▶ What needs to be done
Only a number is wanted. Count the lines holding the string "from".

▶ Dataset rows about figures
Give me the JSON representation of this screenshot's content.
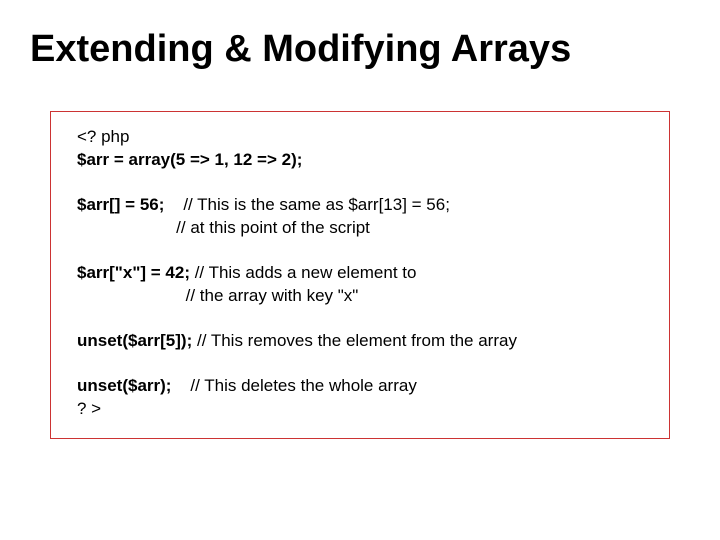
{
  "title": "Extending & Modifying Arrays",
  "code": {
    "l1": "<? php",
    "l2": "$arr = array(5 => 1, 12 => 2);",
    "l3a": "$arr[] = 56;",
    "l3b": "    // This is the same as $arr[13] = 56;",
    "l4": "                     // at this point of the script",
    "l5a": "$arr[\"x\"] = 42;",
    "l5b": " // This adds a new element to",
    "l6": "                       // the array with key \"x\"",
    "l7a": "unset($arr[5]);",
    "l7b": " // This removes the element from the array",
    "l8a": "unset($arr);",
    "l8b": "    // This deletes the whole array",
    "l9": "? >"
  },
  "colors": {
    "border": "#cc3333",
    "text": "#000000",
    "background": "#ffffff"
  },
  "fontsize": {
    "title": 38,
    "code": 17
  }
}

* * *

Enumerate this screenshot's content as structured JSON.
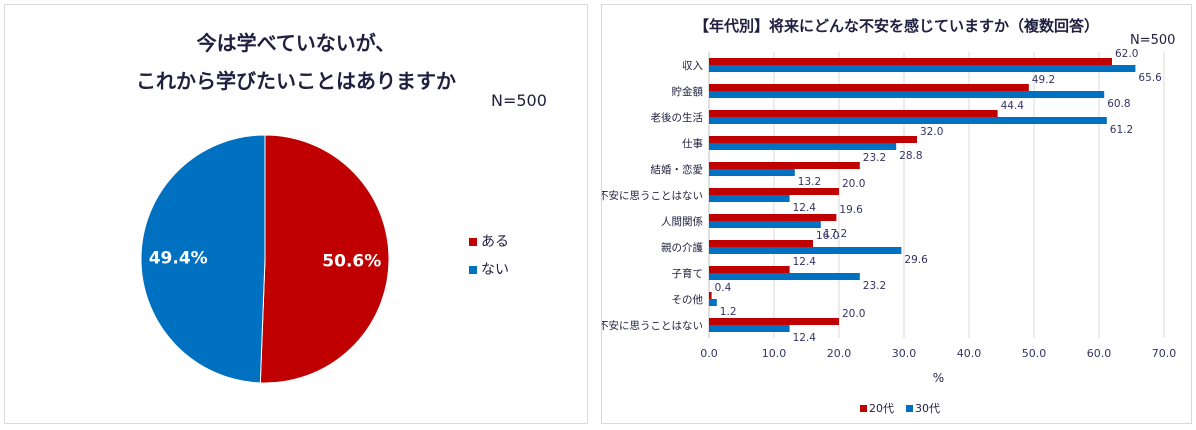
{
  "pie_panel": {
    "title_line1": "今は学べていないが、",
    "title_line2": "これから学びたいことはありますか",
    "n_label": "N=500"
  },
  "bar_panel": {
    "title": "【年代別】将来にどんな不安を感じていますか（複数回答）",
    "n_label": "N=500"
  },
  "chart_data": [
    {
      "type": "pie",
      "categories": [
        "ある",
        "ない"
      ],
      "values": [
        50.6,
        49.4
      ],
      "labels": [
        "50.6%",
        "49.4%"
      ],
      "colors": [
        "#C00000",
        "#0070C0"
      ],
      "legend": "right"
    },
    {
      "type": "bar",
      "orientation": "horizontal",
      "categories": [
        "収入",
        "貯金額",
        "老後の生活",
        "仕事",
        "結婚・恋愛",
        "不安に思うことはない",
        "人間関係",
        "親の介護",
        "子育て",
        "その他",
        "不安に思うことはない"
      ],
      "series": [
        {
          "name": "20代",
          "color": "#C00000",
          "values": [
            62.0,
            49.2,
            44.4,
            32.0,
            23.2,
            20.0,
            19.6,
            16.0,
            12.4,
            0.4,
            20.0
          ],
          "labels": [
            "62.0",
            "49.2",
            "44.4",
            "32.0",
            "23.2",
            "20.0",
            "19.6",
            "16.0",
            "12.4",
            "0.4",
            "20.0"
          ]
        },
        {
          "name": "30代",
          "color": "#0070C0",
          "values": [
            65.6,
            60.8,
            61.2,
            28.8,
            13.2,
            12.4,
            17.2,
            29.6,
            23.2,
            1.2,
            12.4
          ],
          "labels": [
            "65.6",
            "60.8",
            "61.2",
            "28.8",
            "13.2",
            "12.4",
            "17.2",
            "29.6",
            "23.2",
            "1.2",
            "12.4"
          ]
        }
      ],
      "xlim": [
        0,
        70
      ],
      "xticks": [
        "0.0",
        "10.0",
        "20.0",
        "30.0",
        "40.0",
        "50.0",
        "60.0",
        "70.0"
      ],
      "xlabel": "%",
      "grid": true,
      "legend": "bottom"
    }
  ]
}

==

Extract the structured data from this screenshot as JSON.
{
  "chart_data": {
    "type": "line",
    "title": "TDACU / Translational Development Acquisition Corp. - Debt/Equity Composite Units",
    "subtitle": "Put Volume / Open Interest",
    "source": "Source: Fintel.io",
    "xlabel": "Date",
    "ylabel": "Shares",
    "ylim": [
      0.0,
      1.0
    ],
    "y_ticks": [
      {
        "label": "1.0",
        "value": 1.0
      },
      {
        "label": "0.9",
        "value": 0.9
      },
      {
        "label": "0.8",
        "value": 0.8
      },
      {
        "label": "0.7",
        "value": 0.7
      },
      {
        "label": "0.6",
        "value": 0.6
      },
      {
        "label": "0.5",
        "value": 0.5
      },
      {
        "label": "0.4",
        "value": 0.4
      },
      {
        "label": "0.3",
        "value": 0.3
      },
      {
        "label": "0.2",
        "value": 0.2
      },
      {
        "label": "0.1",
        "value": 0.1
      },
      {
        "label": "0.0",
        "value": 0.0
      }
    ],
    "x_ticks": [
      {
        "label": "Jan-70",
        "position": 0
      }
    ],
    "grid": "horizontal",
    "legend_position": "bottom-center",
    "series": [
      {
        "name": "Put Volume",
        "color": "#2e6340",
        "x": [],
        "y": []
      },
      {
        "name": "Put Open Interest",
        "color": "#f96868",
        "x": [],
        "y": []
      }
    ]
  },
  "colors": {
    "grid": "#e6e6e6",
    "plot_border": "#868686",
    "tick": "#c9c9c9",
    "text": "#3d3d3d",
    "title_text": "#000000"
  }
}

▶ Final result
2